Repeat the records word for word, starting at the line that contains "Patent image size: (714, 627)." and ending at the line that contains "The first diffusion layer DF1 is", with both of those lines included.

INPUT RECORDS.
====================

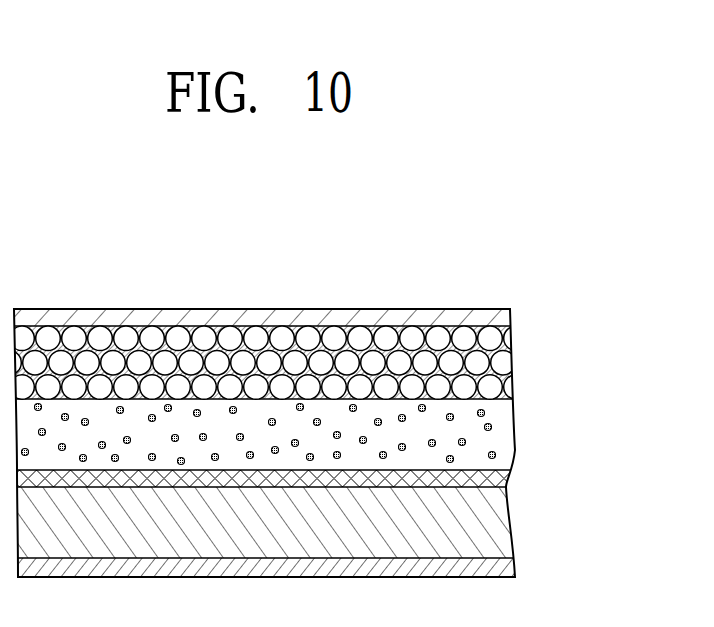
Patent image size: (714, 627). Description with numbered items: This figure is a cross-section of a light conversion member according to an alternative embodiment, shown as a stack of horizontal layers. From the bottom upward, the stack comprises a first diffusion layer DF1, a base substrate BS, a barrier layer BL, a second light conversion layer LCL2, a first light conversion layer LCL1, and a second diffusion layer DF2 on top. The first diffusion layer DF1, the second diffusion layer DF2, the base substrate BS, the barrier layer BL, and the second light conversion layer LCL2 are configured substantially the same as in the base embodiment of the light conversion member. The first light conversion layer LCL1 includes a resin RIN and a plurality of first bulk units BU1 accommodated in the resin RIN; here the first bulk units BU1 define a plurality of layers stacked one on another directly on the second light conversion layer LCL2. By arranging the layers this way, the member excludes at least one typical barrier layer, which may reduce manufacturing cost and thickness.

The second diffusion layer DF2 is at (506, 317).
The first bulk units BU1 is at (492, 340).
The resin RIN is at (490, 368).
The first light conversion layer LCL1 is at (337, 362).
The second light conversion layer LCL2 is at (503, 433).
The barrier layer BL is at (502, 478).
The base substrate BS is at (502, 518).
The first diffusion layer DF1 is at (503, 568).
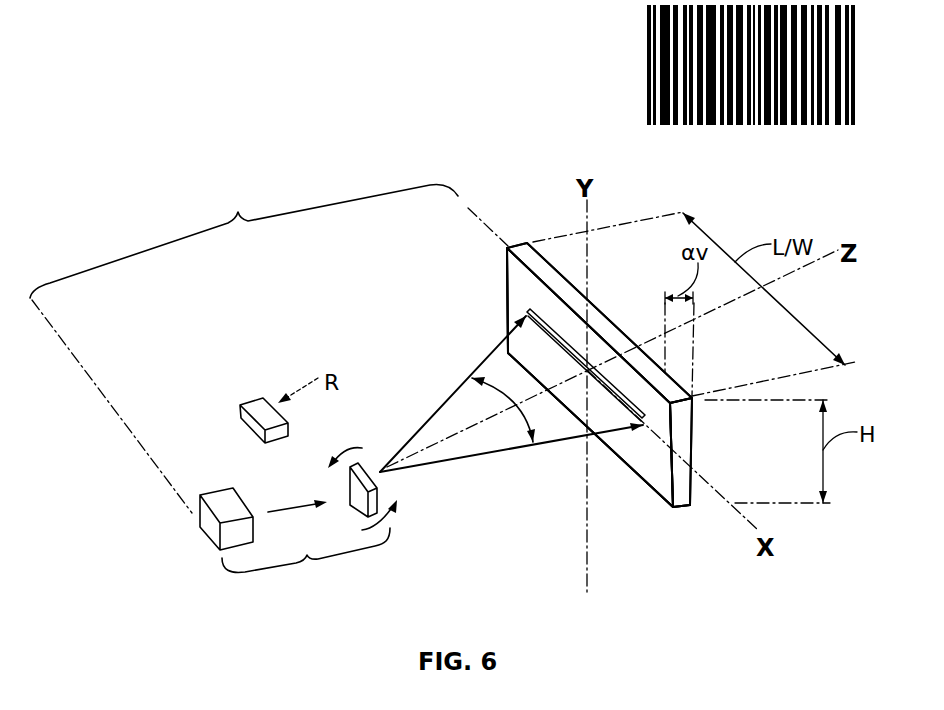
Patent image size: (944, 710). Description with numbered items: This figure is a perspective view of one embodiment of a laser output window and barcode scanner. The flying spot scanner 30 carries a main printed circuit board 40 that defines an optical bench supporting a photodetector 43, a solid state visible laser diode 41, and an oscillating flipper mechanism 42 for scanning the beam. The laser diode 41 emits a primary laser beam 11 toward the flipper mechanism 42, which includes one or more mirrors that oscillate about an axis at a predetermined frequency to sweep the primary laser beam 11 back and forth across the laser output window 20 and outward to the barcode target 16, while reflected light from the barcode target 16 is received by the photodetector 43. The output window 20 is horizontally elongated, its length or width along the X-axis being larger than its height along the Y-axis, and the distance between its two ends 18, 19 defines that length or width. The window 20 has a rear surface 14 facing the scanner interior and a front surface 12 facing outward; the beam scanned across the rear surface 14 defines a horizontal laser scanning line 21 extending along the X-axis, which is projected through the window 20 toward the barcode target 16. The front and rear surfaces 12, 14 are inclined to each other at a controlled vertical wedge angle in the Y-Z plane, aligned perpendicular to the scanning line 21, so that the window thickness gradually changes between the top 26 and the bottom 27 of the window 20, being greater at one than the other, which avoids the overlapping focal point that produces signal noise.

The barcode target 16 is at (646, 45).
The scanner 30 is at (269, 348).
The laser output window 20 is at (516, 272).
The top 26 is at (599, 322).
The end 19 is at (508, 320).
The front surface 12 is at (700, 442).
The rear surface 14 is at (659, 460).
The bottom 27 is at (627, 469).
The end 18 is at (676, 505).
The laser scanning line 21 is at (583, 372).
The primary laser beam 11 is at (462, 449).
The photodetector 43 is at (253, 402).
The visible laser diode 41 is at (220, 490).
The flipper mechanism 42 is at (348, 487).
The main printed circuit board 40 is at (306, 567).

====================

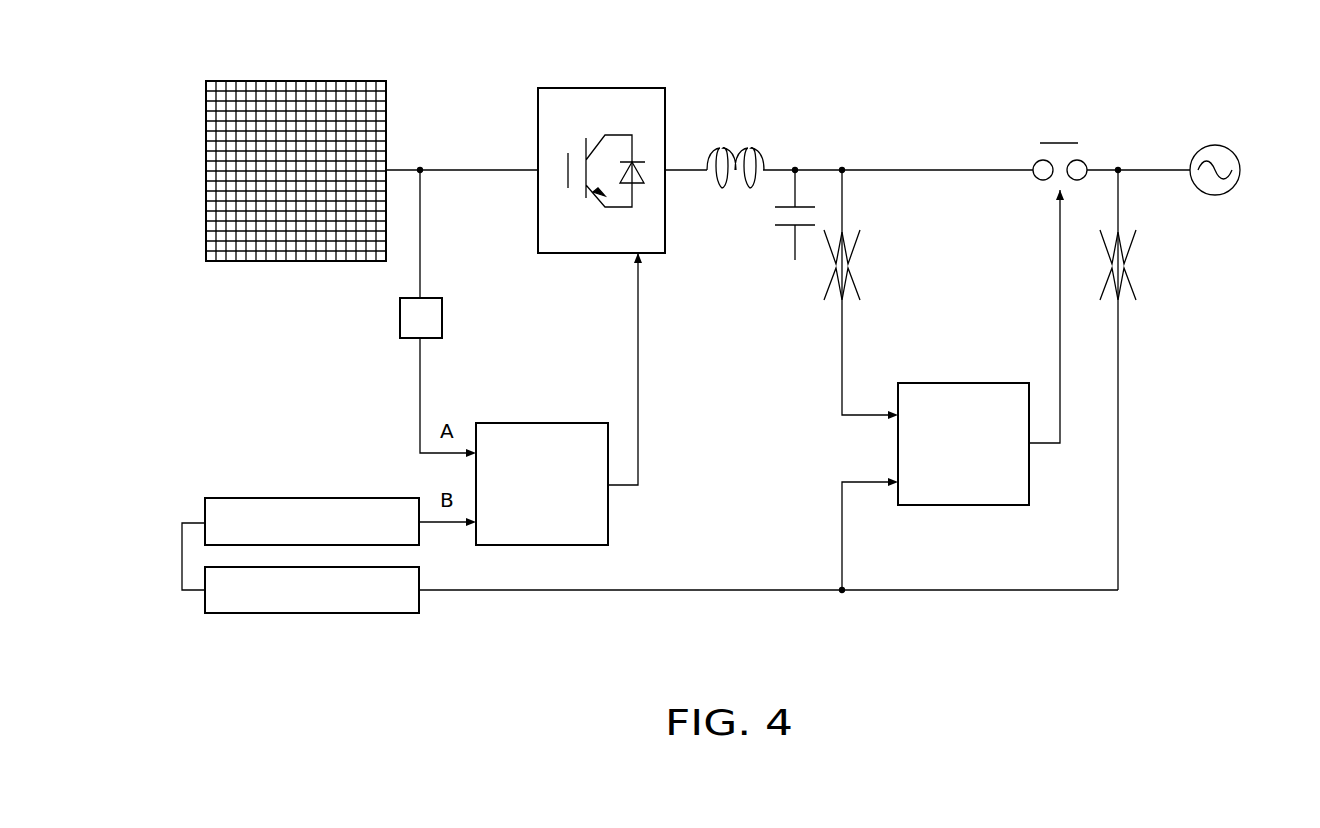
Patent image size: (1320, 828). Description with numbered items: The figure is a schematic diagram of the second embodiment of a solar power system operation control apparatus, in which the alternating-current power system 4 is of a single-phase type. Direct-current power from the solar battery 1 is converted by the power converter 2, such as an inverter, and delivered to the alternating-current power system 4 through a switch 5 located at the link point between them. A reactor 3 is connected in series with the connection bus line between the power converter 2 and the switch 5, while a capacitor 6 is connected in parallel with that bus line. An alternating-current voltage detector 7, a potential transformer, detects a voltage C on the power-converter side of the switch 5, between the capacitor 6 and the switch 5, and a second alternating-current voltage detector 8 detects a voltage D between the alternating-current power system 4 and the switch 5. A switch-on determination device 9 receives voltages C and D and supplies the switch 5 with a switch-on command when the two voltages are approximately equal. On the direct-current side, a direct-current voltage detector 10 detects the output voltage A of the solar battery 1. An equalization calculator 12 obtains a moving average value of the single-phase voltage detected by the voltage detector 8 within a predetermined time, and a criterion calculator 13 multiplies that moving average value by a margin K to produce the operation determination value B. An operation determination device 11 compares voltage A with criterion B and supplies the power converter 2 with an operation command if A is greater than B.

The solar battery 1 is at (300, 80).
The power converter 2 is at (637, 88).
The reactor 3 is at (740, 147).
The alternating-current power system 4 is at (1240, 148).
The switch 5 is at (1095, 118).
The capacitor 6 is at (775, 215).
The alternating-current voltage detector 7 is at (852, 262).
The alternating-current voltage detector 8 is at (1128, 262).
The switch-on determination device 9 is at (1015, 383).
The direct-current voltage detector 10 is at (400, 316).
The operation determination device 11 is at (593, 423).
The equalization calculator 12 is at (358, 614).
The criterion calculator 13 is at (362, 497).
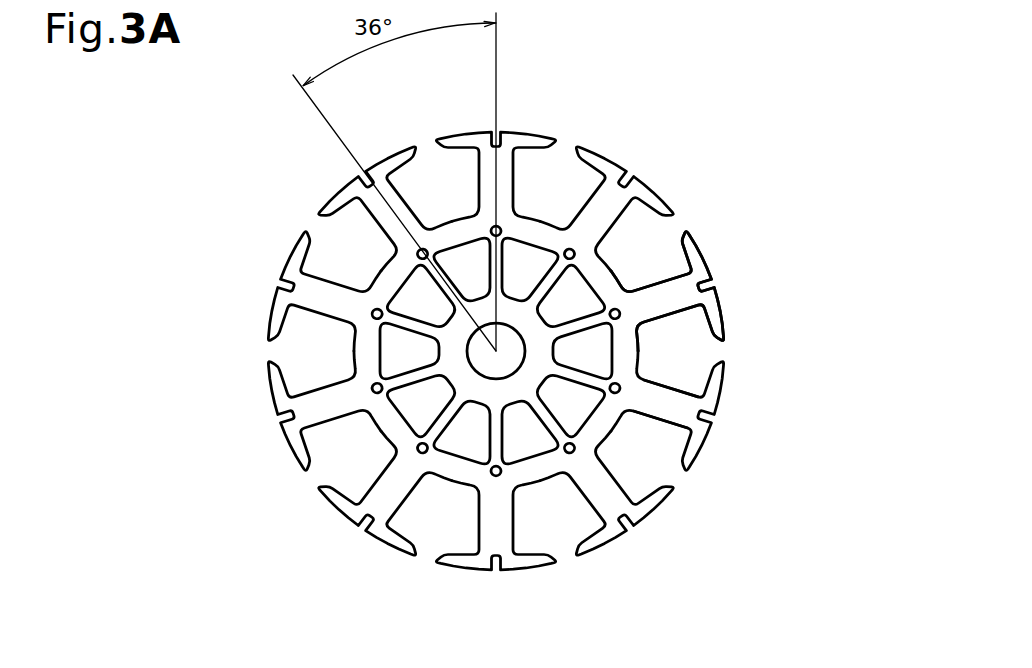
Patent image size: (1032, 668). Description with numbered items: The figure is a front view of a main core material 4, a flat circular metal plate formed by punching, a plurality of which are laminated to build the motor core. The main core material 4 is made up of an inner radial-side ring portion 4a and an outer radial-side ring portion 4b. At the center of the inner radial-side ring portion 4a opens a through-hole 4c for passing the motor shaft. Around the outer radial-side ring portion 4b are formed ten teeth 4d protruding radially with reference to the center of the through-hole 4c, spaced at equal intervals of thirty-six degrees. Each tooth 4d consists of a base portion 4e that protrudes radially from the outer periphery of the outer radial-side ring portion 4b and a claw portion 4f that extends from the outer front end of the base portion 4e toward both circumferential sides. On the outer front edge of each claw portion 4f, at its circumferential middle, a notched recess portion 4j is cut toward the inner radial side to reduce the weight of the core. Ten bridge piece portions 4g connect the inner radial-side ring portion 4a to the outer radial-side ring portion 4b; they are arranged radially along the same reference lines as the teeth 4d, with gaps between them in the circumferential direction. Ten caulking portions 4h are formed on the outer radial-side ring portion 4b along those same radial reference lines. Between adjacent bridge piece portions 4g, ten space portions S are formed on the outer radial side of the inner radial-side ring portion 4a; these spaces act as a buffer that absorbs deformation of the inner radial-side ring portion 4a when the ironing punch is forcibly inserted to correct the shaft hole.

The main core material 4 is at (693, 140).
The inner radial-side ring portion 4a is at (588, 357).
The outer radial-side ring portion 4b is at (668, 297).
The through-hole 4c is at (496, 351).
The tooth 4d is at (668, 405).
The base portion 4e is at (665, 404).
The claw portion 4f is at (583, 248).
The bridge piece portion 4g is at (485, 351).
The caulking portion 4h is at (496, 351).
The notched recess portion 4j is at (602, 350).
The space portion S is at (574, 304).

====================

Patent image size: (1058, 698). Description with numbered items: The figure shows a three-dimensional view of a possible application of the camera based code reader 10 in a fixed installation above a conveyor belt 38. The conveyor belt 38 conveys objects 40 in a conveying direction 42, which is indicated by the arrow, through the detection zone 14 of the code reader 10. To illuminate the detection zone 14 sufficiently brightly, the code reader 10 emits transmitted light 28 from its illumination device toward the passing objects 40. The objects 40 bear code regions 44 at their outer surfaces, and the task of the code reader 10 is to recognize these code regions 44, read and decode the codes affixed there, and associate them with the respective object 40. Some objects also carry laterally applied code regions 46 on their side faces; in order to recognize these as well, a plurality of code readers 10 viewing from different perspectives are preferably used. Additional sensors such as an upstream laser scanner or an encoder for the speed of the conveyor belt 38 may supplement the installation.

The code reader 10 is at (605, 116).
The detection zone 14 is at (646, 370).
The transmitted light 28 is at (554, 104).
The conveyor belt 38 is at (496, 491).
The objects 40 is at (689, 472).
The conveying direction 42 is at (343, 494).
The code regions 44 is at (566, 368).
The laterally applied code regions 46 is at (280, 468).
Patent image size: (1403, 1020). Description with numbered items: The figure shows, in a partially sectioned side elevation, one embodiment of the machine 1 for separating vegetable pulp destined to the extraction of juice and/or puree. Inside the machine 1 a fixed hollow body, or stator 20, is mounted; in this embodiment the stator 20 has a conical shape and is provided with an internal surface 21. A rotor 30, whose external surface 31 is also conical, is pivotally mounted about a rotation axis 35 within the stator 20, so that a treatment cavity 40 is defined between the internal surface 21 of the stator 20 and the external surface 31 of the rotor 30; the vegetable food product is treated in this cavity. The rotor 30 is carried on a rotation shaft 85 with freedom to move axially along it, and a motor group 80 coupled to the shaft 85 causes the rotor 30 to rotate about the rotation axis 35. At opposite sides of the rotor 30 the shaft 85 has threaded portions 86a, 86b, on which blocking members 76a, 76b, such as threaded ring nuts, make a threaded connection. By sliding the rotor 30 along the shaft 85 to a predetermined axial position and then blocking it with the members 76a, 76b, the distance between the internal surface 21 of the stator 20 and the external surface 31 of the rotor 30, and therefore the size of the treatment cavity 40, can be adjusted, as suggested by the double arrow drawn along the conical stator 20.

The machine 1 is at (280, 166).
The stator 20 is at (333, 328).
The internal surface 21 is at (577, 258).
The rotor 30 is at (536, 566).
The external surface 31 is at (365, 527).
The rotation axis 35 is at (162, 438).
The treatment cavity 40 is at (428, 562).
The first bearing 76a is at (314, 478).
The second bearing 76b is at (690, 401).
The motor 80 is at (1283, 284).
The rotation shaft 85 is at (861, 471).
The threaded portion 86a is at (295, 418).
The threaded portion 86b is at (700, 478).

====================

OUTPUT OF THE EXERCISE.
Patent image size: (714, 627). Description with numbered items: This figure is a cross-section of a light conversion member according to an alternative embodiment, shown as a stack of horizontal layers. From the bottom upward, the stack comprises a first diffusion layer DF1, a base substrate BS, a barrier layer BL, a second light conversion layer LCL2, a first light conversion layer LCL1, and a second diffusion layer DF2 on top. The first diffusion layer DF1, the second diffusion layer DF2, the base substrate BS, the barrier layer BL, and the second light conversion layer LCL2 are configured substantially the same as in the base embodiment of the light conversion member. The first light conversion layer LCL1 includes a resin RIN and a plurality of first bulk units BU1 accommodated in the resin RIN; here the first bulk units BU1 define a plurality of layers stacked one on another directly on the second light conversion layer LCL2. By arranging the layers this way, the member excludes at least one typical barrier layer, which may reduce manufacturing cost and thickness.

The second diffusion layer DF2 is at (506, 317).
The first bulk units BU1 is at (492, 340).
The resin RIN is at (490, 368).
The first light conversion layer LCL1 is at (337, 362).
The second light conversion layer LCL2 is at (503, 433).
The barrier layer BL is at (502, 478).
The base substrate BS is at (502, 518).
The first diffusion layer DF1 is at (503, 568).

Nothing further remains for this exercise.